Check each line of the entries below for the string "life"; copy every line where it appears.
##### Supplied information #####
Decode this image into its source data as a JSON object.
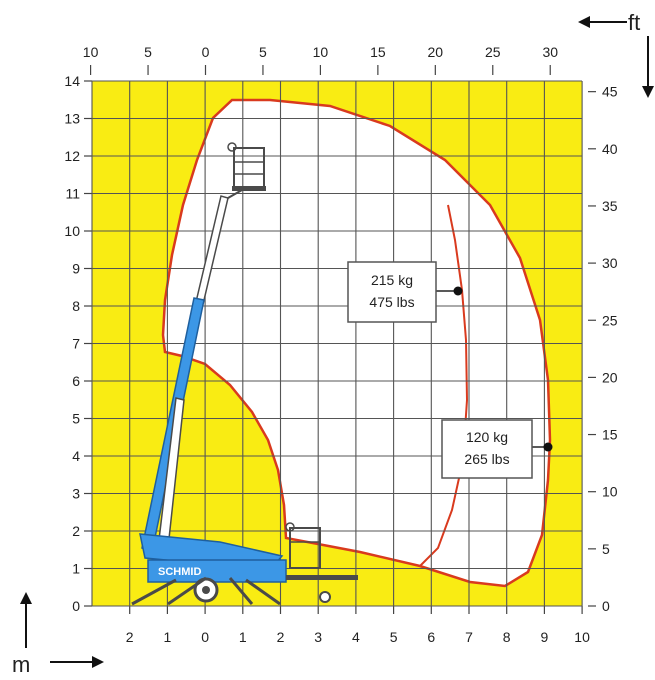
{
  "colors": {
    "background": "#f9ec13",
    "envelope_fill": "#ffffff",
    "envelope_stroke": "#d93a1e",
    "grid": "#555555",
    "lift_blue": "#3c97e6",
    "lift_body": "#4a4a4a"
  },
  "units": {
    "feet_label": "ft",
    "meter_label": "m"
  },
  "axes": {
    "top_ft_labels": [
      "10",
      "5",
      "0",
      "5",
      "10",
      "15",
      "20",
      "25",
      "30"
    ],
    "bottom_m_labels": [
      "2",
      "1",
      "0",
      "1",
      "2",
      "3",
      "4",
      "5",
      "6",
      "7",
      "8",
      "9",
      "10"
    ],
    "left_m_labels": [
      "14",
      "13",
      "12",
      "11",
      "10",
      "9",
      "8",
      "7",
      "6",
      "5",
      "4",
      "3",
      "2",
      "1",
      "0"
    ],
    "right_ft_labels": [
      "45",
      "40",
      "35",
      "30",
      "25",
      "20",
      "15",
      "10",
      "5",
      "0"
    ]
  },
  "load_zones": [
    {
      "kg": "215 kg",
      "lbs": "475 lbs"
    },
    {
      "kg": "120 kg",
      "lbs": "265 lbs"
    }
  ],
  "machine": {
    "brand": "SCHMID"
  }
}
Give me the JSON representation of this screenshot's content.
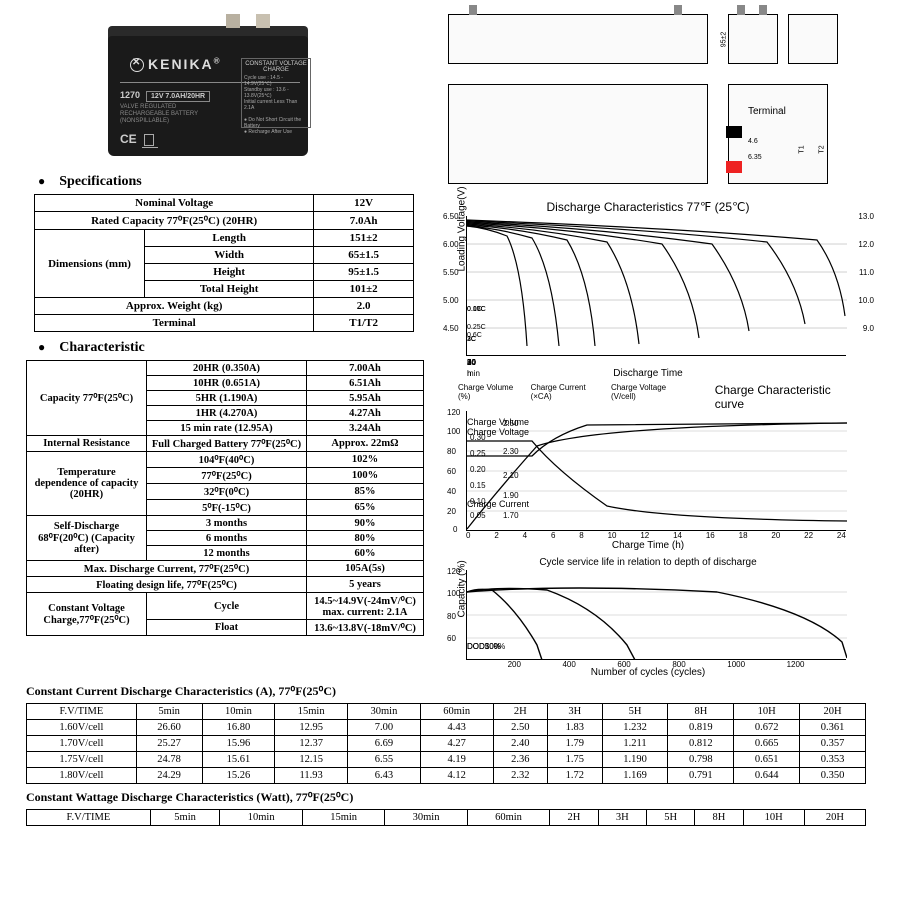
{
  "product": {
    "brand": "KENIKA",
    "model": "1270",
    "model_spec": "12V 7.0AH/20HR",
    "sub1": "VALVE REGULATED",
    "sub2": "RECHARGEABLE BATTERY (NONSPILLABLE)",
    "charge_box_title": "CONSTANT VOLTAGE CHARGE",
    "ce": "CE"
  },
  "headings": {
    "specifications": "Specifications",
    "characteristic": "Characteristic"
  },
  "spec_table": {
    "rows": [
      [
        "Nominal Voltage",
        "",
        "12V"
      ],
      [
        "Rated Capacity 77⁰F(25⁰C)    (20HR)",
        "",
        "7.0Ah"
      ],
      [
        "Dimensions (mm)",
        "Length",
        "151±2"
      ],
      [
        "",
        "Width",
        "65±1.5"
      ],
      [
        "",
        "Height",
        "95±1.5"
      ],
      [
        "",
        "Total Height",
        "101±2"
      ],
      [
        "Approx. Weight    (kg)",
        "",
        "2.0"
      ],
      [
        "Terminal",
        "",
        "T1/T2"
      ]
    ]
  },
  "char_table": {
    "rows": [
      [
        "Capacity 77⁰F(25⁰C)",
        "20HR (0.350A)",
        "7.00Ah"
      ],
      [
        "",
        "10HR (0.651A)",
        "6.51Ah"
      ],
      [
        "",
        "5HR (1.190A)",
        "5.95Ah"
      ],
      [
        "",
        "1HR (4.270A)",
        "4.27Ah"
      ],
      [
        "",
        "15 min rate (12.95A)",
        "3.24Ah"
      ],
      [
        "Internal Resistance",
        "Full Charged Battery 77⁰F(25⁰C)",
        "Approx. 22mΩ"
      ],
      [
        "Temperature dependence of capacity (20HR)",
        "104⁰F(40⁰C)",
        "102%"
      ],
      [
        "",
        "77⁰F(25⁰C)",
        "100%"
      ],
      [
        "",
        "32⁰F(0⁰C)",
        "85%"
      ],
      [
        "",
        "5⁰F(-15⁰C)",
        "65%"
      ],
      [
        "Self-Discharge 68⁰F(20⁰C) (Capacity after)",
        "3 months",
        "90%"
      ],
      [
        "",
        "6 months",
        "80%"
      ],
      [
        "",
        "12 months",
        "60%"
      ],
      [
        "Max. Discharge Current, 77⁰F(25⁰C)",
        "",
        "105A(5s)"
      ],
      [
        "Floating design life, 77⁰F(25⁰C)",
        "",
        "5 years"
      ],
      [
        "Constant Voltage Charge,77⁰F(25⁰C)",
        "Cycle",
        "14.5~14.9V(-24mV/⁰C) max. current: 2.1A"
      ],
      [
        "",
        "Float",
        "13.6~13.8V(-18mV/⁰C)"
      ]
    ]
  },
  "terminal_label": "Terminal",
  "chart1": {
    "title": "Discharge Characteristics 77℉ (25℃)",
    "ylabel": "Loading Voltage(V)",
    "xlabel": "Discharge Time",
    "y_left": [
      "6.50",
      "6.00",
      "5.50",
      "5.00",
      "4.50"
    ],
    "y_right": [
      "13.0",
      "12.0",
      "11.0",
      "10.0",
      "9.0"
    ],
    "x_ticks_min": [
      "1",
      "2",
      "3",
      "5",
      "10",
      "20",
      "30",
      "60"
    ],
    "x_ticks_h": [
      "2",
      "3",
      "5",
      "10",
      "20",
      "24"
    ],
    "x_unit1": "min",
    "x_unit2": "h",
    "curve_labels": [
      "3C",
      "2C",
      "1C",
      "0.6C",
      "0.25C",
      "0.17C",
      "0.1C",
      "0.05C"
    ]
  },
  "chart2": {
    "title": "Charge Characteristic curve",
    "legend_left": [
      "Charge Volume (%)",
      "Charge Current (×CA)",
      "Charge Voltage (V/cell)"
    ],
    "xlabel": "Charge Time (h)",
    "left_ticks": [
      "120",
      "100",
      "80",
      "60",
      "40",
      "20",
      "0"
    ],
    "mid_ticks": [
      "0.30",
      "0.25",
      "0.20",
      "0.15",
      "0.10",
      "0.05",
      "0.00"
    ],
    "right_ticks": [
      "2.50",
      "2.30",
      "2.10",
      "1.90",
      "1.70"
    ],
    "x_ticks": [
      "0",
      "2",
      "4",
      "6",
      "8",
      "10",
      "12",
      "14",
      "16",
      "18",
      "20",
      "22",
      "24"
    ],
    "lines": [
      "Charge Voltage",
      "Charge Volume",
      "Charge Current"
    ]
  },
  "chart3": {
    "title": "Cycle service life in relation to depth of discharge",
    "ylabel": "Capacity (%)",
    "xlabel": "Number of cycles (cycles)",
    "y_ticks": [
      "120",
      "100",
      "80",
      "60"
    ],
    "x_ticks": [
      "200",
      "400",
      "600",
      "800",
      "1000",
      "1200"
    ],
    "curve_labels": [
      "DOD100%",
      "DOD50%",
      "DOD30%"
    ]
  },
  "cc_table": {
    "title": "Constant Current Discharge Characteristics   (A), 77⁰F(25⁰C)",
    "header": [
      "F.V/TIME",
      "5min",
      "10min",
      "15min",
      "30min",
      "60min",
      "2H",
      "3H",
      "5H",
      "8H",
      "10H",
      "20H"
    ],
    "rows": [
      [
        "1.60V/cell",
        "26.60",
        "16.80",
        "12.95",
        "7.00",
        "4.43",
        "2.50",
        "1.83",
        "1.232",
        "0.819",
        "0.672",
        "0.361"
      ],
      [
        "1.70V/cell",
        "25.27",
        "15.96",
        "12.37",
        "6.69",
        "4.27",
        "2.40",
        "1.79",
        "1.211",
        "0.812",
        "0.665",
        "0.357"
      ],
      [
        "1.75V/cell",
        "24.78",
        "15.61",
        "12.15",
        "6.55",
        "4.19",
        "2.36",
        "1.75",
        "1.190",
        "0.798",
        "0.651",
        "0.353"
      ],
      [
        "1.80V/cell",
        "24.29",
        "15.26",
        "11.93",
        "6.43",
        "4.12",
        "2.32",
        "1.72",
        "1.169",
        "0.791",
        "0.644",
        "0.350"
      ]
    ]
  },
  "cw_table": {
    "title": "Constant Wattage Discharge Characteristics   (Watt), 77⁰F(25⁰C)",
    "header": [
      "F.V/TIME",
      "5min",
      "10min",
      "15min",
      "30min",
      "60min",
      "2H",
      "3H",
      "5H",
      "8H",
      "10H",
      "20H"
    ]
  },
  "colors": {
    "line": "#000000",
    "bg": "#ffffff"
  }
}
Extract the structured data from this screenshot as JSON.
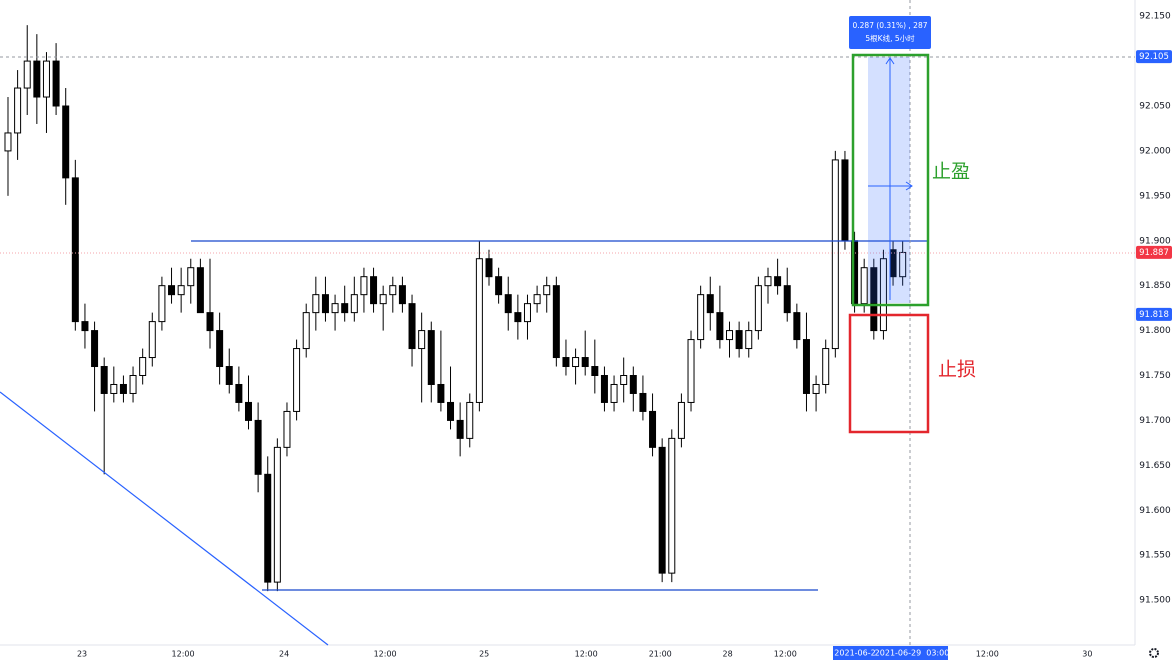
{
  "chart_data": {
    "type": "candlestick",
    "open": [
      92.0,
      92.02,
      92.07,
      92.1,
      92.06,
      92.1,
      92.05,
      91.97,
      91.81,
      91.8,
      91.76,
      91.73,
      91.74,
      91.73,
      91.75,
      91.77,
      91.81,
      91.85,
      91.84,
      91.85,
      91.87,
      91.82,
      91.8,
      91.76,
      91.74,
      91.72,
      91.7,
      91.64,
      91.52,
      91.67,
      91.71,
      91.78,
      91.82,
      91.84,
      91.82,
      91.83,
      91.82,
      91.84,
      91.86,
      91.83,
      91.84,
      91.85,
      91.83,
      91.78,
      91.8,
      91.74,
      91.72,
      91.7,
      91.68,
      91.72,
      91.88,
      91.86,
      91.84,
      91.82,
      91.81,
      91.83,
      91.84,
      91.85,
      91.77,
      91.76,
      91.77,
      91.76,
      91.75,
      91.72,
      91.74,
      91.75,
      91.73,
      91.71,
      91.67,
      91.53,
      91.68,
      91.72,
      91.79,
      91.84,
      91.82,
      91.79,
      91.8,
      91.78,
      91.8,
      91.85,
      91.86,
      91.85,
      91.82,
      91.79,
      91.73,
      91.74,
      91.78,
      91.99,
      91.9,
      91.83,
      91.87,
      91.8,
      91.89,
      91.86
    ],
    "high": [
      92.06,
      92.09,
      92.14,
      92.13,
      92.11,
      92.12,
      92.07,
      91.99,
      91.83,
      91.81,
      91.77,
      91.76,
      91.75,
      91.76,
      91.78,
      91.82,
      91.86,
      91.87,
      91.87,
      91.88,
      91.88,
      91.88,
      91.82,
      91.78,
      91.76,
      91.75,
      91.72,
      91.66,
      91.68,
      91.72,
      91.79,
      91.83,
      91.86,
      91.86,
      91.84,
      91.85,
      91.86,
      91.87,
      91.87,
      91.85,
      91.86,
      91.86,
      91.84,
      91.82,
      91.81,
      91.8,
      91.76,
      91.72,
      91.73,
      91.9,
      91.89,
      91.87,
      91.86,
      91.84,
      91.84,
      91.85,
      91.86,
      91.86,
      91.79,
      91.78,
      91.8,
      91.79,
      91.76,
      91.75,
      91.77,
      91.76,
      91.75,
      91.73,
      91.68,
      91.69,
      91.73,
      91.8,
      91.85,
      91.86,
      91.85,
      91.81,
      91.81,
      91.81,
      91.86,
      91.87,
      91.88,
      91.87,
      91.83,
      91.82,
      91.75,
      91.79,
      92.0,
      92.0,
      91.91,
      91.88,
      91.88,
      91.89,
      91.9,
      91.9
    ],
    "low": [
      91.95,
      91.99,
      92.04,
      92.03,
      92.02,
      92.04,
      91.94,
      91.8,
      91.78,
      91.71,
      91.64,
      91.72,
      91.72,
      91.72,
      91.74,
      91.76,
      91.8,
      91.83,
      91.82,
      91.83,
      91.82,
      91.78,
      91.74,
      91.73,
      91.71,
      91.69,
      91.62,
      91.51,
      91.51,
      91.66,
      91.7,
      91.77,
      91.8,
      91.81,
      91.8,
      91.81,
      91.81,
      91.82,
      91.82,
      91.8,
      91.82,
      91.82,
      91.76,
      91.72,
      91.72,
      91.71,
      91.69,
      91.66,
      91.67,
      91.71,
      91.85,
      91.83,
      91.8,
      91.79,
      91.79,
      91.82,
      91.82,
      91.76,
      91.75,
      91.74,
      91.75,
      91.73,
      91.71,
      91.71,
      91.72,
      91.71,
      91.7,
      91.66,
      91.52,
      91.52,
      91.67,
      91.71,
      91.78,
      91.8,
      91.78,
      91.77,
      91.77,
      91.77,
      91.79,
      91.83,
      91.84,
      91.81,
      91.78,
      91.71,
      91.71,
      91.73,
      91.77,
      91.89,
      91.82,
      91.82,
      91.79,
      91.79,
      91.85,
      91.85
    ],
    "close": [
      92.02,
      92.07,
      92.1,
      92.06,
      92.1,
      92.05,
      91.97,
      91.81,
      91.8,
      91.76,
      91.73,
      91.74,
      91.73,
      91.75,
      91.77,
      91.81,
      91.85,
      91.84,
      91.85,
      91.87,
      91.82,
      91.8,
      91.76,
      91.74,
      91.72,
      91.7,
      91.64,
      91.52,
      91.67,
      91.71,
      91.78,
      91.82,
      91.84,
      91.82,
      91.83,
      91.82,
      91.84,
      91.86,
      91.83,
      91.84,
      91.85,
      91.83,
      91.78,
      91.8,
      91.74,
      91.72,
      91.7,
      91.68,
      91.72,
      91.88,
      91.86,
      91.84,
      91.82,
      91.81,
      91.83,
      91.84,
      91.85,
      91.77,
      91.76,
      91.77,
      91.76,
      91.75,
      91.72,
      91.74,
      91.75,
      91.73,
      91.71,
      91.67,
      91.53,
      91.68,
      91.72,
      91.79,
      91.84,
      91.82,
      91.79,
      91.8,
      91.78,
      91.8,
      91.85,
      91.86,
      91.85,
      91.82,
      91.79,
      91.73,
      91.74,
      91.78,
      91.99,
      91.9,
      91.83,
      91.87,
      91.8,
      91.88,
      91.86,
      91.887
    ],
    "up_color": "#ffffff",
    "down_color": "#000000",
    "ylim": [
      91.45,
      92.168
    ],
    "yticks": [
      {
        "value": 91.5,
        "label": "91.500"
      },
      {
        "value": 91.55,
        "label": "91.550"
      },
      {
        "value": 91.6,
        "label": "91.600"
      },
      {
        "value": 91.65,
        "label": "91.650"
      },
      {
        "value": 91.7,
        "label": "91.700"
      },
      {
        "value": 91.75,
        "label": "91.750"
      },
      {
        "value": 91.8,
        "label": "91.800"
      },
      {
        "value": 91.85,
        "label": "91.850"
      },
      {
        "value": 91.9,
        "label": "91.900"
      },
      {
        "value": 91.95,
        "label": "91.950"
      },
      {
        "value": 92.0,
        "label": "92.000"
      },
      {
        "value": 92.05,
        "label": "92.050"
      },
      {
        "value": 92.15,
        "label": "92.150"
      }
    ],
    "xlim": [
      -0.83,
      117.15
    ],
    "xticks": [
      {
        "value": 7.7,
        "label": "23"
      },
      {
        "value": 18.2,
        "label": "12:00"
      },
      {
        "value": 28.7,
        "label": "24"
      },
      {
        "value": 39.2,
        "label": "12:00"
      },
      {
        "value": 49.5,
        "label": "25"
      },
      {
        "value": 60.1,
        "label": "12:00"
      },
      {
        "value": 67.8,
        "label": "21:00"
      },
      {
        "value": 74.8,
        "label": "28"
      },
      {
        "value": 80.8,
        "label": "12:00"
      },
      {
        "value": 101.8,
        "label": "12:00"
      },
      {
        "value": 112.2,
        "label": "30"
      }
    ],
    "price_labels": [
      {
        "value": 92.105,
        "color": "#2962ff"
      },
      {
        "value": 91.887,
        "color": "#f23645"
      },
      {
        "value": 91.818,
        "color": "#2962ff"
      }
    ],
    "crosshair_x_labels": [
      "2021-06-2",
      "2021-06-29  03:00"
    ],
    "annotations": {
      "measure": [
        "0.287 (0.31%) , 287",
        "5根K线, 5小时"
      ],
      "take_profit": "止盈",
      "stop_loss": "止损"
    }
  }
}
#####
> [Exercise answer]:
        "Floating design life, 77⁰F(25⁰C)",
    "title": "Cycle service life in relation to depth of discharge",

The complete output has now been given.